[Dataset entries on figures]

— begin —

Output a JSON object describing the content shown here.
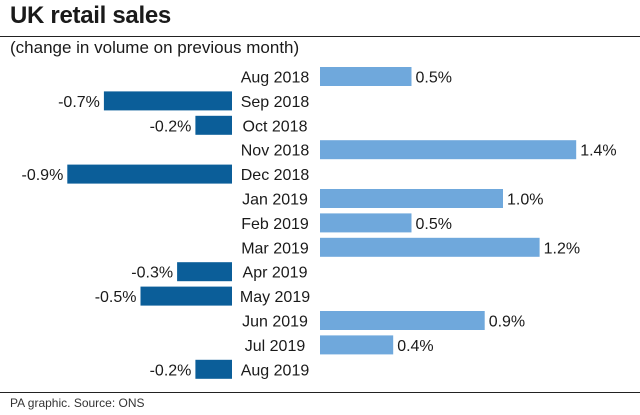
{
  "title": "UK retail sales",
  "subtitle": "(change in volume on previous month)",
  "source": "PA graphic. Source: ONS",
  "colors": {
    "positive": "#6fa8dc",
    "negative": "#0b5e99"
  },
  "chart_data": {
    "type": "bar",
    "orientation": "horizontal",
    "title": "UK retail sales",
    "subtitle": "(change in volume on previous month)",
    "categories": [
      "Aug 2018",
      "Sep 2018",
      "Oct 2018",
      "Nov 2018",
      "Dec 2018",
      "Jan 2019",
      "Feb 2019",
      "Mar 2019",
      "Apr 2019",
      "May 2019",
      "Jun 2019",
      "Jul 2019",
      "Aug 2019"
    ],
    "values": [
      0.5,
      -0.7,
      -0.2,
      1.4,
      -0.9,
      1.0,
      0.5,
      1.2,
      -0.3,
      -0.5,
      0.9,
      0.4,
      -0.2
    ],
    "value_labels": [
      "0.5%",
      "-0.7%",
      "-0.2%",
      "1.4%",
      "-0.9%",
      "1.0%",
      "0.5%",
      "1.2%",
      "-0.3%",
      "-0.5%",
      "0.9%",
      "0.4%",
      "-0.2%"
    ],
    "unit": "%",
    "xlim": [
      -0.9,
      1.4
    ]
  }
}
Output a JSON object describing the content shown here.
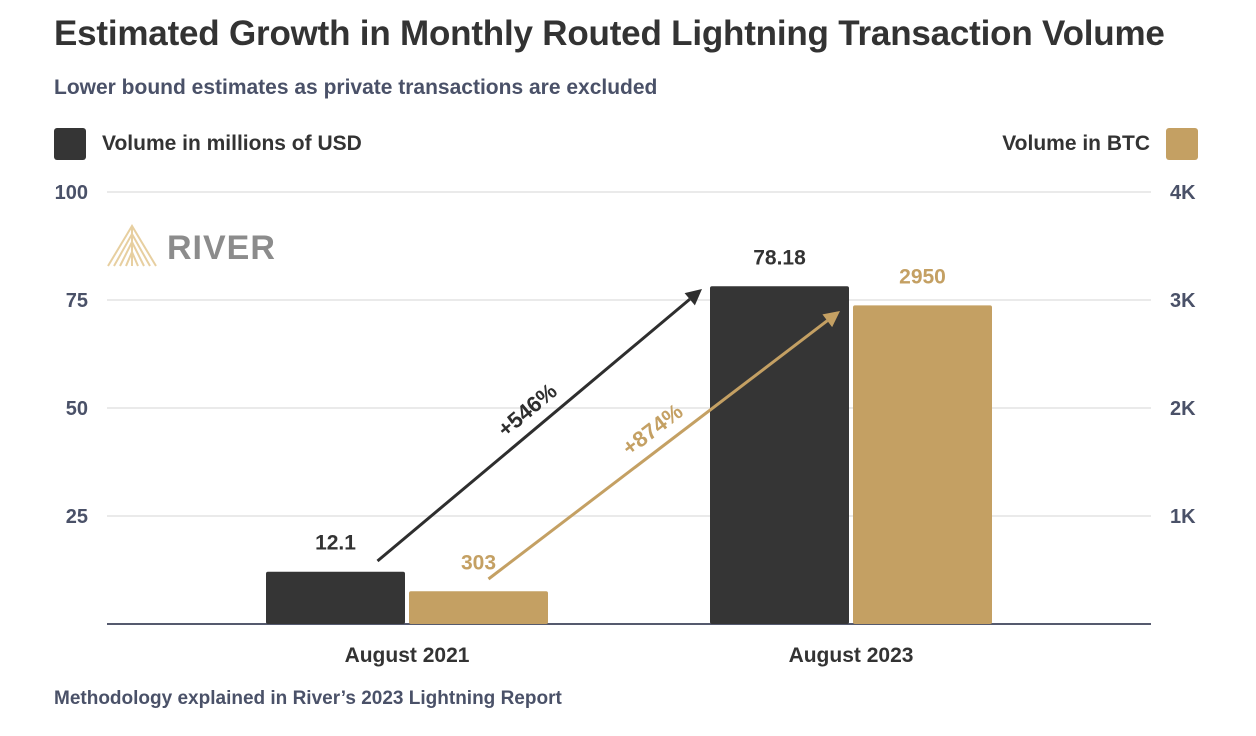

— end —

*TO BE DONE:*
Restate the whole of the material word for word without the pictures.

*SOLUTION TO THIS PROBLEM:*
Output a JSON object describing the content shown here.
{
  "title": "UK retail sales",
  "subtitle": "(change in volume on previous month)",
  "source": "PA graphic. Source: ONS",
  "colors": {
    "positive": "#6fa8dc",
    "negative": "#0b5e99"
  },
  "chart_data": {
    "type": "bar",
    "orientation": "horizontal",
    "title": "UK retail sales",
    "subtitle": "(change in volume on previous month)",
    "categories": [
      "Aug 2018",
      "Sep 2018",
      "Oct 2018",
      "Nov 2018",
      "Dec 2018",
      "Jan 2019",
      "Feb 2019",
      "Mar 2019",
      "Apr 2019",
      "May 2019",
      "Jun 2019",
      "Jul 2019",
      "Aug 2019"
    ],
    "values": [
      0.5,
      -0.7,
      -0.2,
      1.4,
      -0.9,
      1.0,
      0.5,
      1.2,
      -0.3,
      -0.5,
      0.9,
      0.4,
      -0.2
    ],
    "value_labels": [
      "0.5%",
      "-0.7%",
      "-0.2%",
      "1.4%",
      "-0.9%",
      "1.0%",
      "0.5%",
      "1.2%",
      "-0.3%",
      "-0.5%",
      "0.9%",
      "0.4%",
      "-0.2%"
    ],
    "unit": "%",
    "xlim": [
      -0.9,
      1.4
    ]
  }
}
Output a JSON object describing the content shown here.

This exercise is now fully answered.